▼

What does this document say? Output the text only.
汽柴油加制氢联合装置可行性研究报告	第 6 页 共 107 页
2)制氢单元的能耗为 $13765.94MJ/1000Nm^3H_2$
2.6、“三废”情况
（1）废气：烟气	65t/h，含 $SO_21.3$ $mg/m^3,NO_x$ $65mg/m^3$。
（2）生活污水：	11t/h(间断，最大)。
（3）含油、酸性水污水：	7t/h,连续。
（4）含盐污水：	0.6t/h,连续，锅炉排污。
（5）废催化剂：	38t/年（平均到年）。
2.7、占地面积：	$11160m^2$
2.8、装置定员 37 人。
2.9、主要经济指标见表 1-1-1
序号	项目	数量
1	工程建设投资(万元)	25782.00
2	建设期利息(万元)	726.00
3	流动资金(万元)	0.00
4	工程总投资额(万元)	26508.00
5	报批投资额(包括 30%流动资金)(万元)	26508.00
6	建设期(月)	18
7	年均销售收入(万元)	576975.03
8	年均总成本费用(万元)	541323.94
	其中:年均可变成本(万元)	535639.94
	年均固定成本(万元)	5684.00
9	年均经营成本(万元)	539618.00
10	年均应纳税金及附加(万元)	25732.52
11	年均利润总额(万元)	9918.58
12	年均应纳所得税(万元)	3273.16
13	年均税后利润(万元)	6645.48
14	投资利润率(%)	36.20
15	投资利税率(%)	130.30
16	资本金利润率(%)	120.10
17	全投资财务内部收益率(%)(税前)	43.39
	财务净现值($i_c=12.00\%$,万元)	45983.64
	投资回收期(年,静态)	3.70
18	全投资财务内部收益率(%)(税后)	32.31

▲

> TASK PROMPT: Could you reproduce every record above exactly as it appears?

> ANSWER FOR THE TASK:
What does this document say? Output the text only.
汽柴油加制氢联合装置可行性研究报告	第 6 页 共 107 页
2)制氢单元的能耗为 $13765.94MJ/1000Nm^3H_2$
2.6、“三废”情况
（1）废气：烟气	65t/h，含 $SO_21.3$ $mg/m^3,NO_x$ $65mg/m^3$。
（2）生活污水：	11t/h(间断，最大)。
（3）含油、酸性水污水：	7t/h,连续。
（4）含盐污水：	0.6t/h,连续，锅炉排污。
（5）废催化剂：	38t/年（平均到年）。
2.7、占地面积：	$11160m^2$
2.8、装置定员 37 人。
2.9、主要经济指标见表 1-1-1
序号	项目	数量
1	工程建设投资(万元)	25782.00
2	建设期利息(万元)	726.00
3	流动资金(万元)	0.00
4	工程总投资额(万元)	26508.00
5	报批投资额(包括 30%流动资金)(万元)	26508.00
6	建设期(月)	18
7	年均销售收入(万元)	576975.03
8	年均总成本费用(万元)	541323.94
	其中:年均可变成本(万元)	535639.94
	年均固定成本(万元)	5684.00
9	年均经营成本(万元)	539618.00
10	年均应纳税金及附加(万元)	25732.52
11	年均利润总额(万元)	9918.58
12	年均应纳所得税(万元)	3273.16
13	年均税后利润(万元)	6645.48
14	投资利润率(%)	36.20
15	投资利税率(%)	130.30
16	资本金利润率(%)	120.10
17	全投资财务内部收益率(%)(税前)	43.39
	财务净现值($i_c=12.00\%$,万元)	45983.64
	投资回收期(年,静态)	3.70
18	全投资财务内部收益率(%)(税后)	32.31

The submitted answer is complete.